Stored data entries:
────────────────

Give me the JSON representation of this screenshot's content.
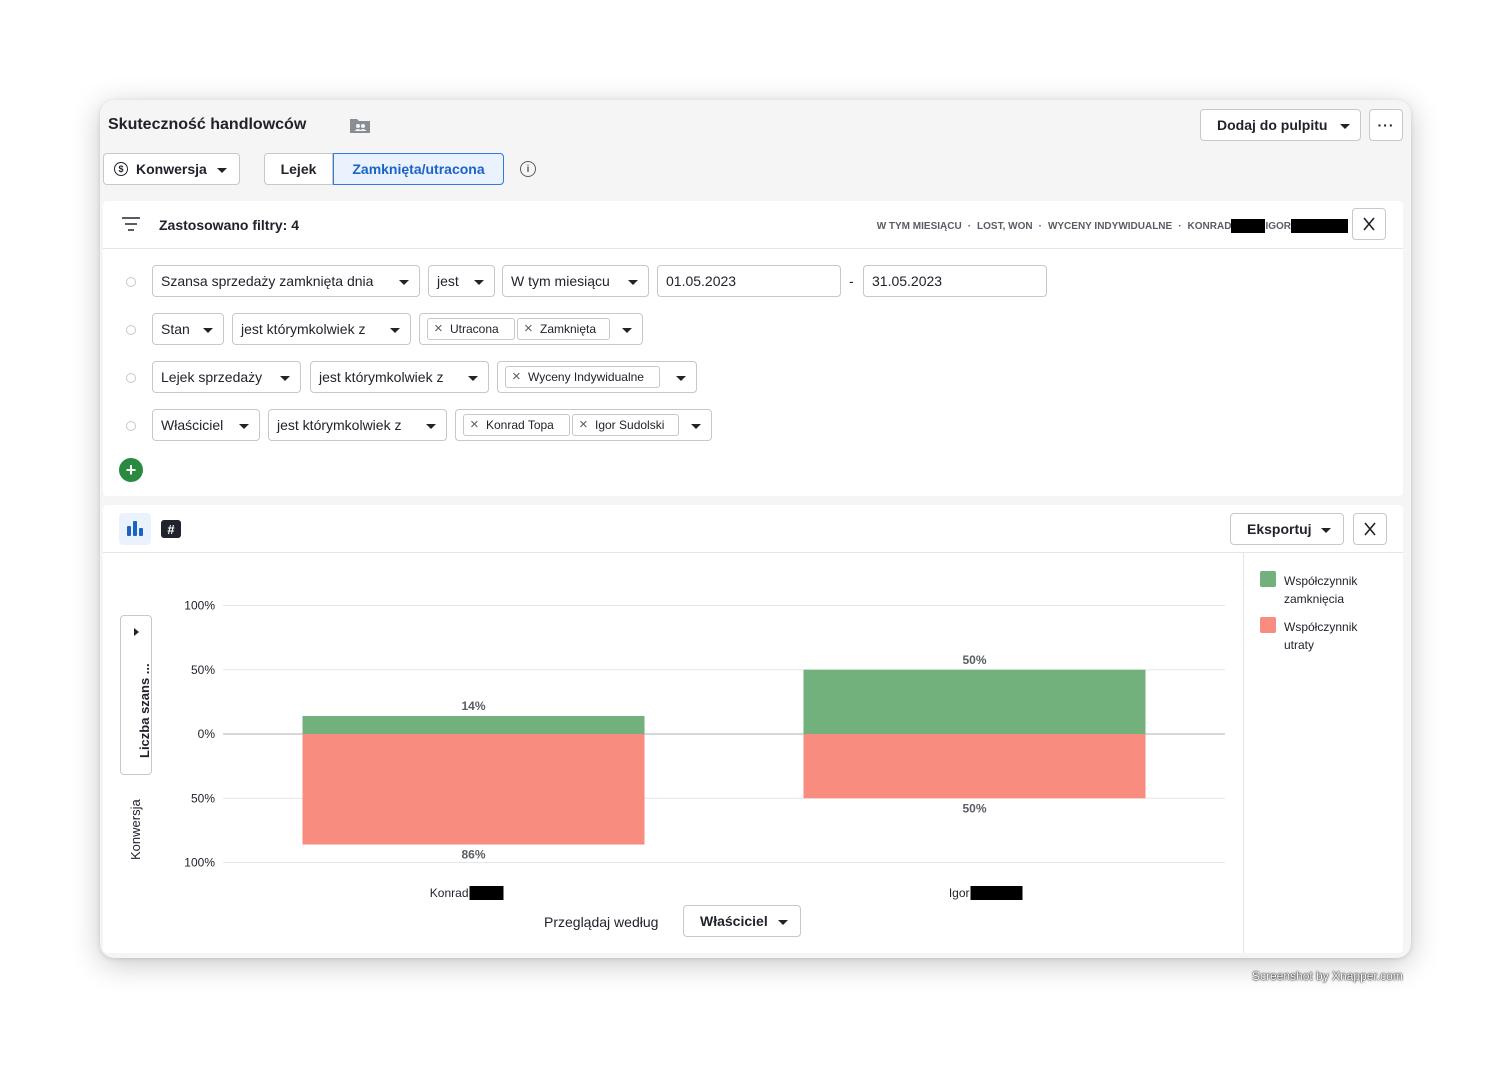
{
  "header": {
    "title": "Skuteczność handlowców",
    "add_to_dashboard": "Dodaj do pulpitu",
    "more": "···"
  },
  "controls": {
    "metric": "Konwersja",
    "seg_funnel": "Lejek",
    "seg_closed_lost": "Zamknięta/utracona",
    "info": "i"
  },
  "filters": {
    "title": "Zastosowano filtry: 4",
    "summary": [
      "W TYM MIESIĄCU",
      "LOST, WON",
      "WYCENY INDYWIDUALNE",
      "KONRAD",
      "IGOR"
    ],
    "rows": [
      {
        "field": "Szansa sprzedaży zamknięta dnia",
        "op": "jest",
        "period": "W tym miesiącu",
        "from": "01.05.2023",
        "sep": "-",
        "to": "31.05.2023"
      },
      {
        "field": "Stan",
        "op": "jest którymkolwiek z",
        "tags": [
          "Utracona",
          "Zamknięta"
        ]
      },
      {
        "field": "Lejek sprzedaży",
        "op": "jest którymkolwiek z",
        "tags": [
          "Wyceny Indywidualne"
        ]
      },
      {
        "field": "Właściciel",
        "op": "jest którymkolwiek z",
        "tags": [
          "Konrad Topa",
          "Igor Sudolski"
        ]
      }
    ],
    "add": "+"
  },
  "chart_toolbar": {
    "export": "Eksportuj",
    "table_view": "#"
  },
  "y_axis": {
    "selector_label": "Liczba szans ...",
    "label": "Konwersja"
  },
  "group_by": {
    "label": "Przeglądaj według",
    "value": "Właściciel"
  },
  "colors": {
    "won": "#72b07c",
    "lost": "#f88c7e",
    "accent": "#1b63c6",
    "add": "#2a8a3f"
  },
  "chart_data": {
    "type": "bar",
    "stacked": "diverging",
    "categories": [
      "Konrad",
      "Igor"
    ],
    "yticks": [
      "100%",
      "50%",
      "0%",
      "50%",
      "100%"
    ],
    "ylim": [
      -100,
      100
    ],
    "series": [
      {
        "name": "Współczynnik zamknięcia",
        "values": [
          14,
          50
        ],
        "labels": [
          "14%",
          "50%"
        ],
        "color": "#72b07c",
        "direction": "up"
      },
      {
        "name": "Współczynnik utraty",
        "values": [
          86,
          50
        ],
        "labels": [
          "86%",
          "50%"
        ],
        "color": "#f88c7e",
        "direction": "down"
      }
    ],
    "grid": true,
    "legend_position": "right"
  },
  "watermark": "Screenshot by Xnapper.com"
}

────────────────

▸ DIRECTIONS
What is the number of lines in these records that contain "name"? Reply with the number only.

▸ COMPLETED TASK
2